• _MATERIAL FOR THE TASK_
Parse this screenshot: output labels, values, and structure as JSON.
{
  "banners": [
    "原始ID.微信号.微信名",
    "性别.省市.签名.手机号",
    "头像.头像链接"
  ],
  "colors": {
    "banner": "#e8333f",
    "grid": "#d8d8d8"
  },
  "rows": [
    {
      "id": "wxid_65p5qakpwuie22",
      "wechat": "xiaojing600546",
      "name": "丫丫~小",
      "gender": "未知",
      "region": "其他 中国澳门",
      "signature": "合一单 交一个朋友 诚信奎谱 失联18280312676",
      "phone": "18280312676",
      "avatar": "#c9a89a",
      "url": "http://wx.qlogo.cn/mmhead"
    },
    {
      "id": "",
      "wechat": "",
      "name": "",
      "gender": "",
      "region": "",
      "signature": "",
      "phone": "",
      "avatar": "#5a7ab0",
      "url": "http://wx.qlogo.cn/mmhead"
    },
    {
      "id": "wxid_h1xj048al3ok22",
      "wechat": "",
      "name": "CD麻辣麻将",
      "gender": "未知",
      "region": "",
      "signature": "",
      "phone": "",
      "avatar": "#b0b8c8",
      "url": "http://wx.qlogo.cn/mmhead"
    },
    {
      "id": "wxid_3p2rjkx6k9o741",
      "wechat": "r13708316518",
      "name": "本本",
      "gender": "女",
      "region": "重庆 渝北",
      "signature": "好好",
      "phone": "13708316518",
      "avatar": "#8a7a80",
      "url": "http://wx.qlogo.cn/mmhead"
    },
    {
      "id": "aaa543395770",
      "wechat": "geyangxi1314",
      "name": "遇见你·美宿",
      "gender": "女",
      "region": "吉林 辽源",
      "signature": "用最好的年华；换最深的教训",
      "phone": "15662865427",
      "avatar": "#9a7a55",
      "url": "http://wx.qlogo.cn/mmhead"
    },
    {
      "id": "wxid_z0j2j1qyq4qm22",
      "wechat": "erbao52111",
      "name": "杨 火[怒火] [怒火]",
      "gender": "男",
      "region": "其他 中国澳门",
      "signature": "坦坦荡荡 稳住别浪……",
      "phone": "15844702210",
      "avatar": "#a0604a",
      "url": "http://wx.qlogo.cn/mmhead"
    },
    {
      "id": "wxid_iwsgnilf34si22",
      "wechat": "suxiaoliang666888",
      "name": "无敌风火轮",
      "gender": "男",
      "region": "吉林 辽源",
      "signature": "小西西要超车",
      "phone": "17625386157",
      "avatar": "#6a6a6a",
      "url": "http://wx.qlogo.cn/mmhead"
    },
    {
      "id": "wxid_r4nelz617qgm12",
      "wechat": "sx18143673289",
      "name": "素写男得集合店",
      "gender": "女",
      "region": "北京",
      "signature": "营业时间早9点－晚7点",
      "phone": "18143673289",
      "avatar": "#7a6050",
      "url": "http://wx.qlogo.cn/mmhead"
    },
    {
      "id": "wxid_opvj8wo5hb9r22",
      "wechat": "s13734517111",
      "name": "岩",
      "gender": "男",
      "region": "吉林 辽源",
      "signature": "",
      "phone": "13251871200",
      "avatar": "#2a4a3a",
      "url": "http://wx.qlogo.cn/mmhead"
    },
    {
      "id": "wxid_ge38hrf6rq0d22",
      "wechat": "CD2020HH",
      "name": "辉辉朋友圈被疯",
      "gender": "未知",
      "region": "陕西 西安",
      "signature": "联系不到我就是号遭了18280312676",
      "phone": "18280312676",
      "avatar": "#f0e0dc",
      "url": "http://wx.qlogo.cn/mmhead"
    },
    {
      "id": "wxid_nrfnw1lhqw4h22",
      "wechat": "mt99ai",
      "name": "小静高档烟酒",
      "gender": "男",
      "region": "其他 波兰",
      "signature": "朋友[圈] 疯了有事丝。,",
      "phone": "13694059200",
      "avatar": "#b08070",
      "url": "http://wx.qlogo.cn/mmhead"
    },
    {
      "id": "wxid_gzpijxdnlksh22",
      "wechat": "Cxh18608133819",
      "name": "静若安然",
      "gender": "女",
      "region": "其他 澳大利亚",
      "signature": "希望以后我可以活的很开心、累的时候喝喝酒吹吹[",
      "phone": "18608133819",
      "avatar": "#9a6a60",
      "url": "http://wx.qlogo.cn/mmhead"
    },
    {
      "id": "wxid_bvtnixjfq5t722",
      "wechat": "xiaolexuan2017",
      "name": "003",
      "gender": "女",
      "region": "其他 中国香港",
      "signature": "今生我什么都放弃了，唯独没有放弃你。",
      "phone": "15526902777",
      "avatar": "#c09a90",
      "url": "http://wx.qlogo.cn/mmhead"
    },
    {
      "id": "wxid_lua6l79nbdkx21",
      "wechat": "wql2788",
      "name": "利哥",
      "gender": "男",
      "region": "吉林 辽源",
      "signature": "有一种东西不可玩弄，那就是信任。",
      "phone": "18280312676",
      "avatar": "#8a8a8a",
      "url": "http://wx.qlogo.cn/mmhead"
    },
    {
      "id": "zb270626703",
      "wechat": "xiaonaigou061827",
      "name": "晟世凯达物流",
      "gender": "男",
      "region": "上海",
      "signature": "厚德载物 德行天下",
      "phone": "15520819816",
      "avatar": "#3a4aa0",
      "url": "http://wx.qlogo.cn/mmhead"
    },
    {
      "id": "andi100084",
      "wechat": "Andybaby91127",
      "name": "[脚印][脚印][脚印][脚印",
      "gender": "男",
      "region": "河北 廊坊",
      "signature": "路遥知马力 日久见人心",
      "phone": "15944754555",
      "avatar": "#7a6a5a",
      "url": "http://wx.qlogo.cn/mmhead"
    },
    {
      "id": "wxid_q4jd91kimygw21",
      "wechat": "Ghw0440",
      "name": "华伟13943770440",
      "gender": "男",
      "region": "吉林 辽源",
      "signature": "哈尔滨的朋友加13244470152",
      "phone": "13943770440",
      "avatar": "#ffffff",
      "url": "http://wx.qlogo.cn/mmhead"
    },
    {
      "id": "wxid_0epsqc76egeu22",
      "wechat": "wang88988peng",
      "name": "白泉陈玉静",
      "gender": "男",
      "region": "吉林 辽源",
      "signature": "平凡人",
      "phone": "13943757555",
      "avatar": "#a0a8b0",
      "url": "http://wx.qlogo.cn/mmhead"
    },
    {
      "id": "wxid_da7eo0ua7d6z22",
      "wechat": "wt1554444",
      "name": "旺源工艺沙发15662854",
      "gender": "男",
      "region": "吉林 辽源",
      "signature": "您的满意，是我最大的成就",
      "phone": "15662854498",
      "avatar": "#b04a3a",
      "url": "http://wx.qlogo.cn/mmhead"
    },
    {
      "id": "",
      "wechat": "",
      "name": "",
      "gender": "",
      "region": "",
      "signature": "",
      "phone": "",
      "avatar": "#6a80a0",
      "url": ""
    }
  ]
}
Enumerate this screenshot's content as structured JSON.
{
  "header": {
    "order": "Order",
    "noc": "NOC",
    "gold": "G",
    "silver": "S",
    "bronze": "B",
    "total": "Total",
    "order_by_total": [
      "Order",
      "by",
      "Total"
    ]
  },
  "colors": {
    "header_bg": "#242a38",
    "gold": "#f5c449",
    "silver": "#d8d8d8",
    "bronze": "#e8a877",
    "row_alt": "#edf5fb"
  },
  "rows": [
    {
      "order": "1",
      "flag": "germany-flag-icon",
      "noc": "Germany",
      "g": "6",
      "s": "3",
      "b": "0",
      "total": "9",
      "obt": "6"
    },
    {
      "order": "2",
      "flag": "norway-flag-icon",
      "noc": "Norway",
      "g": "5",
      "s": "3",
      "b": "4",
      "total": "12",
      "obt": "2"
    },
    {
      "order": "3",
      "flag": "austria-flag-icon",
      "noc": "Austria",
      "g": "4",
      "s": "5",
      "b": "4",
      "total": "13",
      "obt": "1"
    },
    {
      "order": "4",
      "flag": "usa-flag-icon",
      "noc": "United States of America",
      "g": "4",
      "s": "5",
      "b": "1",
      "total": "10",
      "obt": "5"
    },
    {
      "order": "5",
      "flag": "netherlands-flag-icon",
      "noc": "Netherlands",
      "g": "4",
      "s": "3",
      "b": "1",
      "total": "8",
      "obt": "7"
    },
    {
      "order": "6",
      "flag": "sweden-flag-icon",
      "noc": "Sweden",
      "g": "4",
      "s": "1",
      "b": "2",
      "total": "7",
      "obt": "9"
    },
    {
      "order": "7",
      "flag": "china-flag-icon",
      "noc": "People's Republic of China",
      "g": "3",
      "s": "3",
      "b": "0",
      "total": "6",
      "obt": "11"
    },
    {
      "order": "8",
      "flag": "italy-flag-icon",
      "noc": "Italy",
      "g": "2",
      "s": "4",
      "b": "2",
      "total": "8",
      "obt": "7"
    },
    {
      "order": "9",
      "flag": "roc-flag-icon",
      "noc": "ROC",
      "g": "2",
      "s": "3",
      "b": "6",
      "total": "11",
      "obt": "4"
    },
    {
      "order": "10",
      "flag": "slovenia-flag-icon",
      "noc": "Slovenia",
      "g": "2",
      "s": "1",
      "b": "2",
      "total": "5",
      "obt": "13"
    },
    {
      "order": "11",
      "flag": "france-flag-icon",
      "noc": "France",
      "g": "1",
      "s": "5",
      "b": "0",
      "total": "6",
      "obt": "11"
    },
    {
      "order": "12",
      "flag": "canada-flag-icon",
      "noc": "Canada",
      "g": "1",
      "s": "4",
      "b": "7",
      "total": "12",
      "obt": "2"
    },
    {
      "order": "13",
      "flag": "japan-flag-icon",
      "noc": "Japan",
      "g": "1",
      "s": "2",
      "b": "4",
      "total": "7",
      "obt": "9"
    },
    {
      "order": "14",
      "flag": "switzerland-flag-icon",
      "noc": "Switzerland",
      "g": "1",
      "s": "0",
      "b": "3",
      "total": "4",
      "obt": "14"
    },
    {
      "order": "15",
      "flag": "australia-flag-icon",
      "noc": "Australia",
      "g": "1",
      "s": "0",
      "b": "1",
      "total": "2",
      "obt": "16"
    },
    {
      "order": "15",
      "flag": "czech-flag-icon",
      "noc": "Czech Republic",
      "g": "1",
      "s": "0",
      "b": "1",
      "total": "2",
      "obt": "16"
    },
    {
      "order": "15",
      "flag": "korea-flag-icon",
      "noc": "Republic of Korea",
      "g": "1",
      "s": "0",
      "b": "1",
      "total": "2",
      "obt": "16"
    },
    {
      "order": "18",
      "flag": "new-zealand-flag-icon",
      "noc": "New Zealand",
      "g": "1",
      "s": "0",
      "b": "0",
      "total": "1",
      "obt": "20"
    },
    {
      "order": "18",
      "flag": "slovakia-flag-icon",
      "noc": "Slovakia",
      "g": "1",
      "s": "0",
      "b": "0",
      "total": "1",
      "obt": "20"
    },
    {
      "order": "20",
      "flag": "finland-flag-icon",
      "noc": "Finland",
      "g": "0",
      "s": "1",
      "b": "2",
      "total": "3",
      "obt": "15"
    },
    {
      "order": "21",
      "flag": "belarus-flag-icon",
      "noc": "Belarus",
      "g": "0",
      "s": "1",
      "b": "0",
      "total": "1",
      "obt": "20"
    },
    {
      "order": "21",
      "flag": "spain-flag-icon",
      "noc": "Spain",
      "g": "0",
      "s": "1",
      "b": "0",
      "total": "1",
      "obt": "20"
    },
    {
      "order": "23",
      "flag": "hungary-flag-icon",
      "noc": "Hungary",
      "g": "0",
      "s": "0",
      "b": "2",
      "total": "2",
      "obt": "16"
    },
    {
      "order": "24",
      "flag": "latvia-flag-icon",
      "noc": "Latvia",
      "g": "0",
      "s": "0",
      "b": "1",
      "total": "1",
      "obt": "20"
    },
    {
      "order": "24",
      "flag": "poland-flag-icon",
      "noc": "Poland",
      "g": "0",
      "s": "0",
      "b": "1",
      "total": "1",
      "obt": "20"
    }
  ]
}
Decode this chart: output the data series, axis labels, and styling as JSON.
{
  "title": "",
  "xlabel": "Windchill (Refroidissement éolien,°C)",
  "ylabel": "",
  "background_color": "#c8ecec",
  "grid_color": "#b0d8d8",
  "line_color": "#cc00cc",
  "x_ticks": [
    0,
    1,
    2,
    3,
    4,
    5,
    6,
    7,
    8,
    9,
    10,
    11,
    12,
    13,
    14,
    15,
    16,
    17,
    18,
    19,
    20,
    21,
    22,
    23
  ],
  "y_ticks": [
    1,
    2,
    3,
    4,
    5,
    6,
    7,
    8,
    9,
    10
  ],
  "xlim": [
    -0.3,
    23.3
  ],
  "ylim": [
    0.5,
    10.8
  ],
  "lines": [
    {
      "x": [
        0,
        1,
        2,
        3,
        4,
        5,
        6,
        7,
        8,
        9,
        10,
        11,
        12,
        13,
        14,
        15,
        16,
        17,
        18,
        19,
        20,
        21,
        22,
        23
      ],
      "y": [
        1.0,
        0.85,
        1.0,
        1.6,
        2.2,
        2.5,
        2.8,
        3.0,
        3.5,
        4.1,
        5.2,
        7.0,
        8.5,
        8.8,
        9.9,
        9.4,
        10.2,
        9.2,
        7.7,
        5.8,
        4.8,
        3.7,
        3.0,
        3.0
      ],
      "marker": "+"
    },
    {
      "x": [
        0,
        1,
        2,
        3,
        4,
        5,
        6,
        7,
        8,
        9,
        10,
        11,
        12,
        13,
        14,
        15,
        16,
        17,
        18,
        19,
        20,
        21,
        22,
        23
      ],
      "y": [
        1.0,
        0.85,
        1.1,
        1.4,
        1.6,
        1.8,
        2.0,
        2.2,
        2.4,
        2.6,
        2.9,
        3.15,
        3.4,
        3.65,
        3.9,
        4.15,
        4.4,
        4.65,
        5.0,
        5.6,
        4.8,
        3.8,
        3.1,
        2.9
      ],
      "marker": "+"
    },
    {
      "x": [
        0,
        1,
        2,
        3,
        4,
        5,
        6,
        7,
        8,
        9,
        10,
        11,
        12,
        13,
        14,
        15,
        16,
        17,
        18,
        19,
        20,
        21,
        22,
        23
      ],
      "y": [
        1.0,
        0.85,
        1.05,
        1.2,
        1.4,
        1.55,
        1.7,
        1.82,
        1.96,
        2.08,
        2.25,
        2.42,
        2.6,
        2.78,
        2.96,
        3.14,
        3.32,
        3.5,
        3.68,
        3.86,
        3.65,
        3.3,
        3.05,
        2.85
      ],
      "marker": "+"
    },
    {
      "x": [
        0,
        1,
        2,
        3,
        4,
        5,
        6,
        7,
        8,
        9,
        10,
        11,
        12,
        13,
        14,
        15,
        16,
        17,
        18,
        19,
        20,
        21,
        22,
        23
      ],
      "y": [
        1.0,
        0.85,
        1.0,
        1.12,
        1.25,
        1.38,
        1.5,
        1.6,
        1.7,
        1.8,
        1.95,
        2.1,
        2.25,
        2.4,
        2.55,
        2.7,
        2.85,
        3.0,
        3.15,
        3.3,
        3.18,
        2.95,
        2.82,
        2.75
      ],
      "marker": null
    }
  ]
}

• _AIM_
Search the entries for the string "Republic" and collect each line that has it.

• _TASK RESPONSE_
      "noc": "People's Republic of China",
      "noc": "Czech Republic",
      "noc": "Republic of Korea",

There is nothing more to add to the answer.